- **Tarefa proposta A**:
Disponha todas as linhas do Bloco 1 em uma lista numerada, sem linhas em branco.

- **Trecho do texto**:
= = = = = = =
Reginaldo não deixou de atuar esporadicamente no cinema – fosse no papel marcante de homem maduro seduzido por uma ninfeta em A menina do lado (dir. Alberto Salvá, 1987) ou interpretando o célebre personagem de Machado de Assis, Brás Cubas, em Memórias póstumas (dir. André Klotzel, 2001) –, retornando mais recentemente à direção com O carteiro, filmado em 2010.
Entre o cinema e a televisão, tudo começou com música, pois Reginaldo inicialmente sonhava viver de seu violão. Aos 19 anos deixou a Nova Friburgo natal em direção ao Rio de Janeiro, onde seu irmão mais velho tinha ido tentar a sorte no cinema. Na cola de Roberto Farias, prestigiado assistente de direção e, depois, diretor, Reginaldo conseguiu seus primeiros trabalhos, atrás e à frente das câmeras, essencialmente em chanchadas como No mundo da lua (1958).
Acompanhando o irmão Roberto, o ator também fez a passagem das comédias para os filmes sérios, protagonizando o policial Cidade ameaçada (1959), no qual assumiu o papel do bandido Passarinho, perdido entre a carreira no crime com seus comparsas e a vida em família junto à mulher operária.
Sua “pinta” de galã, que o habilitava a líder de quadrilha ou alvo do amor da mocinha, já seria tratada de forma mais complexa em Assalto ao trem pagador (1962). Como no filme anterior, ele era novamente um bandido, mas, por seus cabelos loiros e olhos azuis, se distanciava dos demais membros da gangue de negros ou brancos pobres e favelados, como Átila Iório, que, em seguida, interpretaria o miserável Fabiano de Vidas secas (dir. Nelson Pereira dos Santos, 1963). Achando que tinha se “dado bem”, gastava o dinheiro do roubo com uma interesseira madame de Copacabana, tendo como principal antagonista não a polícia, mas Tião Medonho (Eliezer Gomes), com quem disputava a liderança da quadrilha. O embate verbal entre os dois personagens – interpretados por um ator ainda iniciante e um estreante – é um dos pontos altos de Assalto ao trem pagador, e Reginaldo, amarrado e preste a ser jogado no mar, consegue dar aos fortes diálogos racistas a violência e o ódio que o tornam, até hoje, impressionantes.
= = = = = = =
- **Dados do exercício**:

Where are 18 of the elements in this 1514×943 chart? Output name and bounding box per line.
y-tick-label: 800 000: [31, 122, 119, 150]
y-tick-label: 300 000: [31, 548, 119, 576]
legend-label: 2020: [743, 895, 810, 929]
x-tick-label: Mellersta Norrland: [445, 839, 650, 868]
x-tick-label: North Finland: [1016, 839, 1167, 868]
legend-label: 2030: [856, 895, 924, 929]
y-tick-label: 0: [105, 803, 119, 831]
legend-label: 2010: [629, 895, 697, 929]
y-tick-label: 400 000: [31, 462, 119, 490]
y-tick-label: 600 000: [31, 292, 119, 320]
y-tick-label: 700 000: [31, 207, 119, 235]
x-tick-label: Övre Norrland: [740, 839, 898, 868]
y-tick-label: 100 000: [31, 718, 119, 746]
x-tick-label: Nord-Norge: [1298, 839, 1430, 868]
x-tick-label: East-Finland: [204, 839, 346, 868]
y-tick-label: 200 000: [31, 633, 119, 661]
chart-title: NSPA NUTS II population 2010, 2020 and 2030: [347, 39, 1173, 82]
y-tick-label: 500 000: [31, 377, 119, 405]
= = = = = = =
- **Tarefa proposta B**:
Responda com base no trecho sobre Reginaldo:
(i) Com quantos anos ele deixou Nova Friburgo?
(ii) Que personagem ele fez em Cidade ameaçada?
(iii) Quem dirigiu Memórias póstumas?

- **Resposta correta A**:
1. Where are 18 of the elements in this 1514×943 chart? Output name and bounding box per line.
2. y-tick-label: 800 000: [31, 122, 119, 150]
3. y-tick-label: 300 000: [31, 548, 119, 576]
4. legend-label: 2020: [743, 895, 810, 929]
5. x-tick-label: Mellersta Norrland: [445, 839, 650, 868]
6. x-tick-label: North Finland: [1016, 839, 1167, 868]
7. legend-label: 2030: [856, 895, 924, 929]
8. y-tick-label: 0: [105, 803, 119, 831]
9. legend-label: 2010: [629, 895, 697, 929]
10. y-tick-label: 400 000: [31, 462, 119, 490]
11. y-tick-label: 600 000: [31, 292, 119, 320]
12. y-tick-label: 700 000: [31, 207, 119, 235]
13. x-tick-label: Övre Norrland: [740, 839, 898, 868]
14. y-tick-label: 100 000: [31, 718, 119, 746]
15. x-tick-label: Nord-Norge: [1298, 839, 1430, 868]
16. x-tick-label: East-Finland: [204, 839, 346, 868]
17. y-tick-label: 200 000: [31, 633, 119, 661]
18. chart-title: NSPA NUTS II population 2010, 2020 and 2030: [347, 39, 1173, 82]
19. y-tick-label: 500 000: [31, 377, 119, 405]

- **Resposta correta B**:
(i) Aos 19 anos.
(ii) O bandido Passarinho.
(iii) André Klotzel.